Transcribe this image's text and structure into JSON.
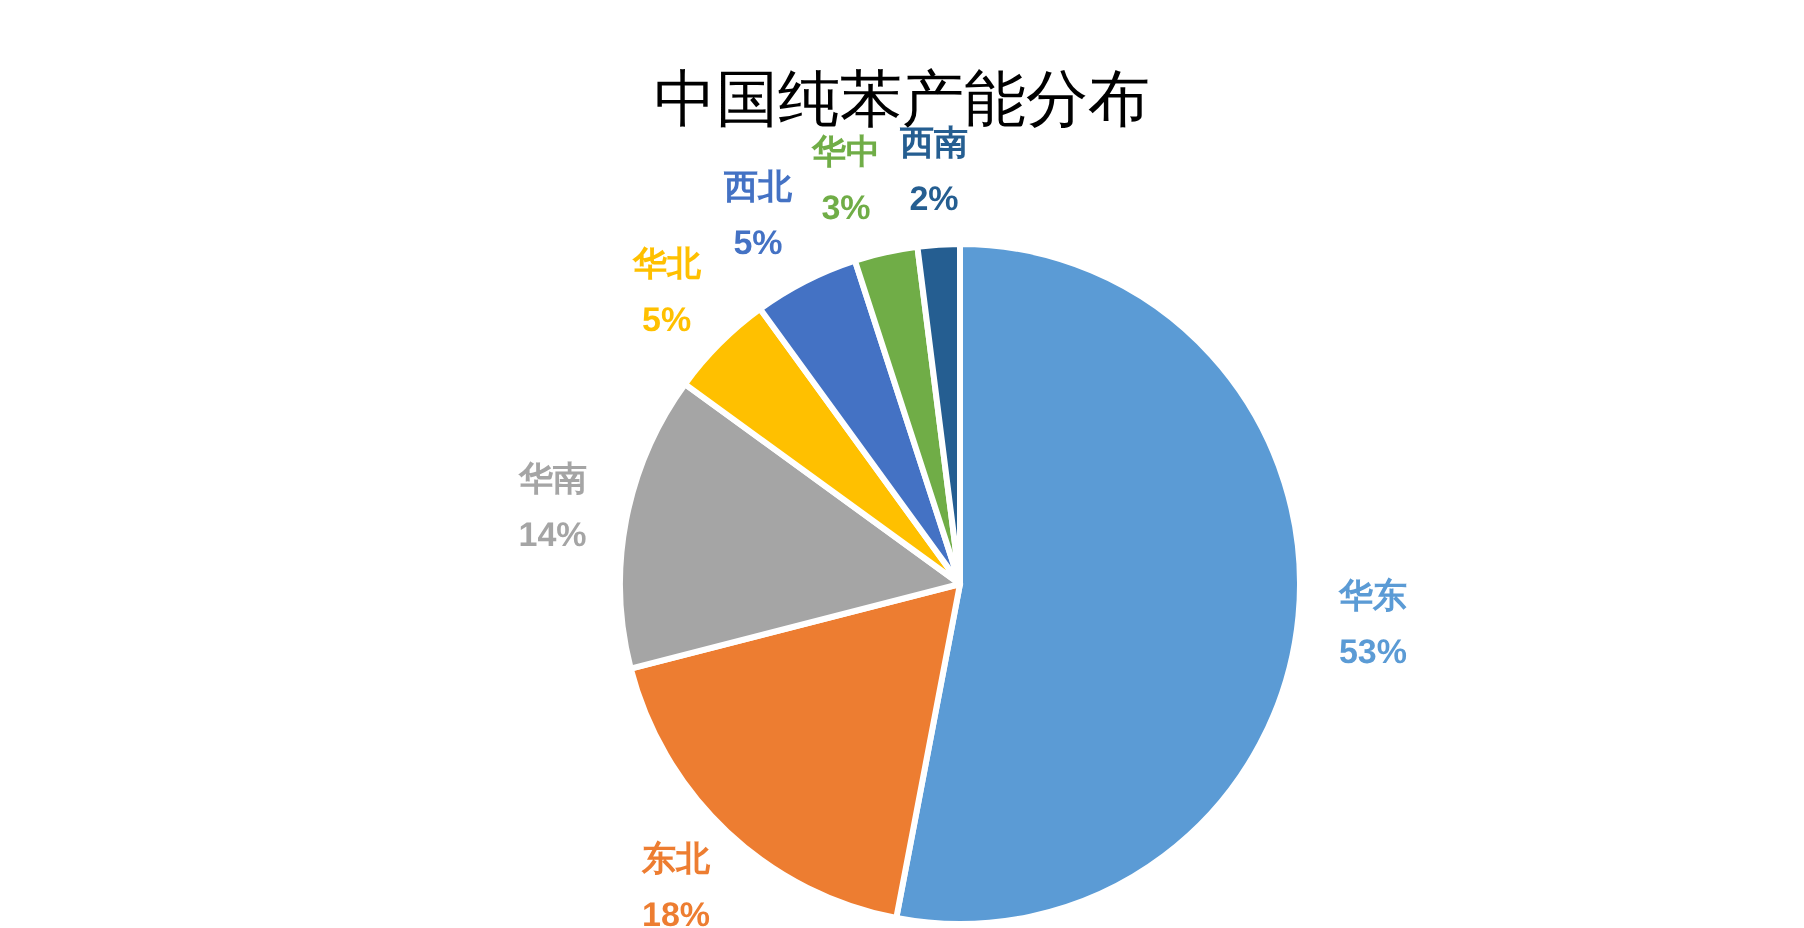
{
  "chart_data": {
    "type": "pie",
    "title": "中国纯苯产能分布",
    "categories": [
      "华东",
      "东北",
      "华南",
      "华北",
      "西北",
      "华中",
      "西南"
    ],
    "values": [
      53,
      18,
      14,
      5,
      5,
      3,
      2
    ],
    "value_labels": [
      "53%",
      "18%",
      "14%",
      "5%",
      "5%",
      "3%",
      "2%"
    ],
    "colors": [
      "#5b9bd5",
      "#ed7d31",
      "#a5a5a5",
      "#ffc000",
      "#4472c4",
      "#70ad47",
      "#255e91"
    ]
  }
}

________________________________________

*AIM*: Go through the data above and transcribe it in full, omitting any image.

*EXPECTED ANSWER*:
Transcribe this image's text and structure into JSON.
{
  "chart_data": {
    "type": "pie",
    "title": "中国纯苯产能分布",
    "categories": [
      "华东",
      "东北",
      "华南",
      "华北",
      "西北",
      "华中",
      "西南"
    ],
    "values": [
      53,
      18,
      14,
      5,
      5,
      3,
      2
    ],
    "value_labels": [
      "53%",
      "18%",
      "14%",
      "5%",
      "5%",
      "3%",
      "2%"
    ],
    "colors": [
      "#5b9bd5",
      "#ed7d31",
      "#a5a5a5",
      "#ffc000",
      "#4472c4",
      "#70ad47",
      "#255e91"
    ]
  }
}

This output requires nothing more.